- [ITEMS FOURNIS]

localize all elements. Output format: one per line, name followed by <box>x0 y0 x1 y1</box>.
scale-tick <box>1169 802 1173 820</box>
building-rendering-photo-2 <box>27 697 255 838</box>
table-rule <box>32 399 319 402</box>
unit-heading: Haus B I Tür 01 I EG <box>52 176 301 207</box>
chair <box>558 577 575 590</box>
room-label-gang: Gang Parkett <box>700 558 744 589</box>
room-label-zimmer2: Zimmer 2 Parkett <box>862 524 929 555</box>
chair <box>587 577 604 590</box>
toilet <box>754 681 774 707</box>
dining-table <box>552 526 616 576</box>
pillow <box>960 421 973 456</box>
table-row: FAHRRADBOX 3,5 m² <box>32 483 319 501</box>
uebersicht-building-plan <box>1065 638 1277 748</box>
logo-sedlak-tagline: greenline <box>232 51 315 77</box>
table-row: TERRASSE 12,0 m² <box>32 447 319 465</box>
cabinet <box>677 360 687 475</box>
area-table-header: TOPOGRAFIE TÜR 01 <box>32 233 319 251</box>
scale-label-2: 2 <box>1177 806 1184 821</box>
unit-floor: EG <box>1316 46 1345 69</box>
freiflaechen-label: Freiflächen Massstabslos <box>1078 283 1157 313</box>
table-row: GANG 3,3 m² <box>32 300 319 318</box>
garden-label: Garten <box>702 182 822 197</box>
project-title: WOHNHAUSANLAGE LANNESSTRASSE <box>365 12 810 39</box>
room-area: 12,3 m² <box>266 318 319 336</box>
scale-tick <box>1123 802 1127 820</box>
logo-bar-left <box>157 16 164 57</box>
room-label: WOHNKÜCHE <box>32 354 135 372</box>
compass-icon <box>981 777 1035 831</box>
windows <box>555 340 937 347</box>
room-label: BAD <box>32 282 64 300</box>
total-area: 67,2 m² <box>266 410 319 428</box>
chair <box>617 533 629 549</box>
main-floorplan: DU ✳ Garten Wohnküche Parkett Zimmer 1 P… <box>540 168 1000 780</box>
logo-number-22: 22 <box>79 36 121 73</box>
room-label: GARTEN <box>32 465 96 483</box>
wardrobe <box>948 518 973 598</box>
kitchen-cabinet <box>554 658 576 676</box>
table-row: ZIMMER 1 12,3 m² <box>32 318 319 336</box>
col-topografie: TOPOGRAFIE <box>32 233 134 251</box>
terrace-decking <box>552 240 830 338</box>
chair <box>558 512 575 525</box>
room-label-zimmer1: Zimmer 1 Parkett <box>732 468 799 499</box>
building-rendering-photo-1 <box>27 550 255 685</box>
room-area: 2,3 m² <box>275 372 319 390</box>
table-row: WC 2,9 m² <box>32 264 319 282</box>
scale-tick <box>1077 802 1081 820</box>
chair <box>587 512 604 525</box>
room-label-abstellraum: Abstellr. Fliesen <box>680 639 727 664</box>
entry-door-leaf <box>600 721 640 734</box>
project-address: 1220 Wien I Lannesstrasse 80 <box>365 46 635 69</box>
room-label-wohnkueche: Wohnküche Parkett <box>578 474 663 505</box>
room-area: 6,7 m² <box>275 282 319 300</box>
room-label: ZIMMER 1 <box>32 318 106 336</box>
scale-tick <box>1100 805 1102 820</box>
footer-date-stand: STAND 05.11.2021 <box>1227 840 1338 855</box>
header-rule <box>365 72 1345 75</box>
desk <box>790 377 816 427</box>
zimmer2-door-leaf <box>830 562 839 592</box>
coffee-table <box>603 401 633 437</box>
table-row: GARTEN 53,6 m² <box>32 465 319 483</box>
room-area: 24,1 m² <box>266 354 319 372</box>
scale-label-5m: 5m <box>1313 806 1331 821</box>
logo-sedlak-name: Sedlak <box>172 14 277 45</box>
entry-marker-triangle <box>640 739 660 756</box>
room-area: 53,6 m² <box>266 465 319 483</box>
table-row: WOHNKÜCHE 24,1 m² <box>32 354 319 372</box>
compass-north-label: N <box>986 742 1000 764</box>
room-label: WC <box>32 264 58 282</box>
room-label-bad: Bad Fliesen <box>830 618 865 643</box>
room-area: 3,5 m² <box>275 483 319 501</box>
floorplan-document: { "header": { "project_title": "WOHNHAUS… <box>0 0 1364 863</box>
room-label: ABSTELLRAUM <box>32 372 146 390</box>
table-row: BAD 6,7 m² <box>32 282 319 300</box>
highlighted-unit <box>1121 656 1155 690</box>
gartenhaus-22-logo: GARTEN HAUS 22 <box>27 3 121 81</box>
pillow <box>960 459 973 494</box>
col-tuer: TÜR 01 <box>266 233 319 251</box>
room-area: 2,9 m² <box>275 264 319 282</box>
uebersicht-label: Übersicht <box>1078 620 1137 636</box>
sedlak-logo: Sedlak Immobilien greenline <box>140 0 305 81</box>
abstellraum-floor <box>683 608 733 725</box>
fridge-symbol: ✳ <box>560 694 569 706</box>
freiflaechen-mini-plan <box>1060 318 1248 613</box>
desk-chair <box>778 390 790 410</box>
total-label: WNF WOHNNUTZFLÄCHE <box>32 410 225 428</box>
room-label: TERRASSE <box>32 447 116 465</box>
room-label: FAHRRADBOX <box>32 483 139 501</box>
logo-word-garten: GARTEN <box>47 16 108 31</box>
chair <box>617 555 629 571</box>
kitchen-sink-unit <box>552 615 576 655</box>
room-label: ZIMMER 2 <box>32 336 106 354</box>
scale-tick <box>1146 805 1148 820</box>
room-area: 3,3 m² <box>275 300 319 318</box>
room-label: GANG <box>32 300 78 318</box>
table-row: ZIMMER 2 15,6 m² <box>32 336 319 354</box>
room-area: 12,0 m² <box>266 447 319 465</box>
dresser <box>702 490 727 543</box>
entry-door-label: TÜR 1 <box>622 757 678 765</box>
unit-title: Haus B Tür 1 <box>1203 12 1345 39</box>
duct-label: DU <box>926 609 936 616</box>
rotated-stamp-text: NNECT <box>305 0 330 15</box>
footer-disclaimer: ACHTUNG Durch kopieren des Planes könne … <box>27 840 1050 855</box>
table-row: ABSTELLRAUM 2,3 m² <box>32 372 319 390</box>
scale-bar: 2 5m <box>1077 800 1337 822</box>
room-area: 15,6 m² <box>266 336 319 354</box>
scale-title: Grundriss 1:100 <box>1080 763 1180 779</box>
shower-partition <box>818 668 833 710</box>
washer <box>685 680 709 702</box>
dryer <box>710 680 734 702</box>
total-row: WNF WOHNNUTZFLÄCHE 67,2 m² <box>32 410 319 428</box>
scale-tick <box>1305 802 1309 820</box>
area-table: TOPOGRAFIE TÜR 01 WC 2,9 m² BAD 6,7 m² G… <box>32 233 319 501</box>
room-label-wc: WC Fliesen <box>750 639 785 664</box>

- [CONSIGNE] Remplacez « chair » par « seat » dans toutes les lignes des items ci-dessus, puis recopiez ces lignes en laissant tout le reste identique.

- [RÉPONSE]
localize all elements. Output format: one per line, name followed by <box>x0 y0 x1 y1</box>.
scale-tick <box>1169 802 1173 820</box>
building-rendering-photo-2 <box>27 697 255 838</box>
table-rule <box>32 399 319 402</box>
unit-heading: Haus B I Tür 01 I EG <box>52 176 301 207</box>
seat <box>558 577 575 590</box>
room-label-gang: Gang Parkett <box>700 558 744 589</box>
room-label-zimmer2: Zimmer 2 Parkett <box>862 524 929 555</box>
seat <box>587 577 604 590</box>
toilet <box>754 681 774 707</box>
dining-table <box>552 526 616 576</box>
pillow <box>960 421 973 456</box>
table-row: FAHRRADBOX 3,5 m² <box>32 483 319 501</box>
uebersicht-building-plan <box>1065 638 1277 748</box>
logo-sedlak-tagline: greenline <box>232 51 315 77</box>
table-row: TERRASSE 12,0 m² <box>32 447 319 465</box>
cabinet <box>677 360 687 475</box>
area-table-header: TOPOGRAFIE TÜR 01 <box>32 233 319 251</box>
scale-label-2: 2 <box>1177 806 1184 821</box>
unit-floor: EG <box>1316 46 1345 69</box>
freiflaechen-label: Freiflächen Massstabslos <box>1078 283 1157 313</box>
table-row: GANG 3,3 m² <box>32 300 319 318</box>
garden-label: Garten <box>702 182 822 197</box>
project-title: WOHNHAUSANLAGE LANNESSTRASSE <box>365 12 810 39</box>
room-area: 12,3 m² <box>266 318 319 336</box>
scale-tick <box>1123 802 1127 820</box>
logo-bar-left <box>157 16 164 57</box>
room-label: WOHNKÜCHE <box>32 354 135 372</box>
compass-icon <box>981 777 1035 831</box>
windows <box>555 340 937 347</box>
room-label: BAD <box>32 282 64 300</box>
total-area: 67,2 m² <box>266 410 319 428</box>
seat <box>617 533 629 549</box>
main-floorplan: DU ✳ Garten Wohnküche Parkett Zimmer 1 P… <box>540 168 1000 780</box>
logo-number-22: 22 <box>79 36 121 73</box>
room-label: GARTEN <box>32 465 96 483</box>
wardrobe <box>948 518 973 598</box>
kitchen-cabinet <box>554 658 576 676</box>
table-row: ZIMMER 1 12,3 m² <box>32 318 319 336</box>
col-topografie: TOPOGRAFIE <box>32 233 134 251</box>
terrace-decking <box>552 240 830 338</box>
seat <box>558 512 575 525</box>
room-label-zimmer1: Zimmer 1 Parkett <box>732 468 799 499</box>
building-rendering-photo-1 <box>27 550 255 685</box>
room-area: 2,3 m² <box>275 372 319 390</box>
table-row: WC 2,9 m² <box>32 264 319 282</box>
scale-tick <box>1077 802 1081 820</box>
seat <box>587 512 604 525</box>
room-label-abstellraum: Abstellr. Fliesen <box>680 639 727 664</box>
entry-door-leaf <box>600 721 640 734</box>
project-address: 1220 Wien I Lannesstrasse 80 <box>365 46 635 69</box>
room-label-wohnkueche: Wohnküche Parkett <box>578 474 663 505</box>
room-area: 6,7 m² <box>275 282 319 300</box>
room-label: ZIMMER 1 <box>32 318 106 336</box>
scale-tick <box>1100 805 1102 820</box>
footer-date-stand: STAND 05.11.2021 <box>1227 840 1338 855</box>
header-rule <box>365 72 1345 75</box>
desk <box>790 377 816 427</box>
zimmer2-door-leaf <box>830 562 839 592</box>
coffee-table <box>603 401 633 437</box>
table-row: GARTEN 53,6 m² <box>32 465 319 483</box>
room-area: 24,1 m² <box>266 354 319 372</box>
scale-label-5m: 5m <box>1313 806 1331 821</box>
logo-sedlak-name: Sedlak <box>172 14 277 45</box>
entry-marker-triangle <box>640 739 660 756</box>
room-area: 53,6 m² <box>266 465 319 483</box>
table-row: WOHNKÜCHE 24,1 m² <box>32 354 319 372</box>
compass-north-label: N <box>986 742 1000 764</box>
room-label: WC <box>32 264 58 282</box>
room-label-bad: Bad Fliesen <box>830 618 865 643</box>
room-area: 3,5 m² <box>275 483 319 501</box>
floorplan-document: { "header": { "project_title": "WOHNHAUS… <box>0 0 1364 863</box>
room-label: ABSTELLRAUM <box>32 372 146 390</box>
table-row: BAD 6,7 m² <box>32 282 319 300</box>
highlighted-unit <box>1121 656 1155 690</box>
gartenhaus-22-logo: GARTEN HAUS 22 <box>27 3 121 81</box>
pillow <box>960 459 973 494</box>
col-tuer: TÜR 01 <box>266 233 319 251</box>
room-area: 2,9 m² <box>275 264 319 282</box>
uebersicht-label: Übersicht <box>1078 620 1137 636</box>
sedlak-logo: Sedlak Immobilien greenline <box>140 0 305 81</box>
abstellraum-floor <box>683 608 733 725</box>
fridge-symbol: ✳ <box>560 694 569 706</box>
freiflaechen-mini-plan <box>1060 318 1248 613</box>
desk-seat <box>778 390 790 410</box>
total-label: WNF WOHNNUTZFLÄCHE <box>32 410 225 428</box>
room-label: TERRASSE <box>32 447 116 465</box>
room-label: FAHRRADBOX <box>32 483 139 501</box>
logo-word-garten: GARTEN <box>47 16 108 31</box>
seat <box>617 555 629 571</box>
kitchen-sink-unit <box>552 615 576 655</box>
room-label: ZIMMER 2 <box>32 336 106 354</box>
scale-tick <box>1146 805 1148 820</box>
room-area: 3,3 m² <box>275 300 319 318</box>
room-label: GANG <box>32 300 78 318</box>
table-row: ZIMMER 2 15,6 m² <box>32 336 319 354</box>
room-area: 12,0 m² <box>266 447 319 465</box>
dresser <box>702 490 727 543</box>
entry-door-label: TÜR 1 <box>622 757 678 765</box>
unit-title: Haus B Tür 1 <box>1203 12 1345 39</box>
duct-label: DU <box>926 609 936 616</box>
rotated-stamp-text: NNECT <box>305 0 330 15</box>
footer-disclaimer: ACHTUNG Durch kopieren des Planes könne … <box>27 840 1050 855</box>
table-row: ABSTELLRAUM 2,3 m² <box>32 372 319 390</box>
scale-bar: 2 5m <box>1077 800 1337 822</box>
room-area: 15,6 m² <box>266 336 319 354</box>
scale-title: Grundriss 1:100 <box>1080 763 1180 779</box>
shower-partition <box>818 668 833 710</box>
washer <box>685 680 709 702</box>
dryer <box>710 680 734 702</box>
total-row: WNF WOHNNUTZFLÄCHE 67,2 m² <box>32 410 319 428</box>
scale-tick <box>1305 802 1309 820</box>
area-table: TOPOGRAFIE TÜR 01 WC 2,9 m² BAD 6,7 m² G… <box>32 233 319 501</box>
room-label-wc: WC Fliesen <box>750 639 785 664</box>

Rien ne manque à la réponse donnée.